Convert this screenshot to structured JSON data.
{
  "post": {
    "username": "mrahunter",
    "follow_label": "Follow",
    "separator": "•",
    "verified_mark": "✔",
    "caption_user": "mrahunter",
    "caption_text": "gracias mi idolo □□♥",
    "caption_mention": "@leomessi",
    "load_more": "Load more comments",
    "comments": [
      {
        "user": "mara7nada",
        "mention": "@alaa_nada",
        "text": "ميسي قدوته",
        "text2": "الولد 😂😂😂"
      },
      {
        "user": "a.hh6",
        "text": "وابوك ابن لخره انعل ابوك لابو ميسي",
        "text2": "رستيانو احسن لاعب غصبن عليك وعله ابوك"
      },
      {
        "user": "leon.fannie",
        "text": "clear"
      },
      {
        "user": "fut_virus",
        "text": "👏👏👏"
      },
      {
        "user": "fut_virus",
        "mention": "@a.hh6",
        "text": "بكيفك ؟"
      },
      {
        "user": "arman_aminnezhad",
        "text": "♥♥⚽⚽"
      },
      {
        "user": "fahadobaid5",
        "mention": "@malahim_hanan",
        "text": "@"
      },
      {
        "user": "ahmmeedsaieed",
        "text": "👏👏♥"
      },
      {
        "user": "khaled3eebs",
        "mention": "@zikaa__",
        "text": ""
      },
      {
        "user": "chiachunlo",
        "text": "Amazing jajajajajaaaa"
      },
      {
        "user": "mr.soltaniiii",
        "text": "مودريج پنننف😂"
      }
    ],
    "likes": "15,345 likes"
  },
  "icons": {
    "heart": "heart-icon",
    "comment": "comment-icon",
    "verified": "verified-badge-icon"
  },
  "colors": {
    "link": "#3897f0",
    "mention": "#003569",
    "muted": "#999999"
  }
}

**Problem to solve**
Work out the number of lines in the listing above that hold the word "comments". Write that number by itself.

**Reply to the task**
2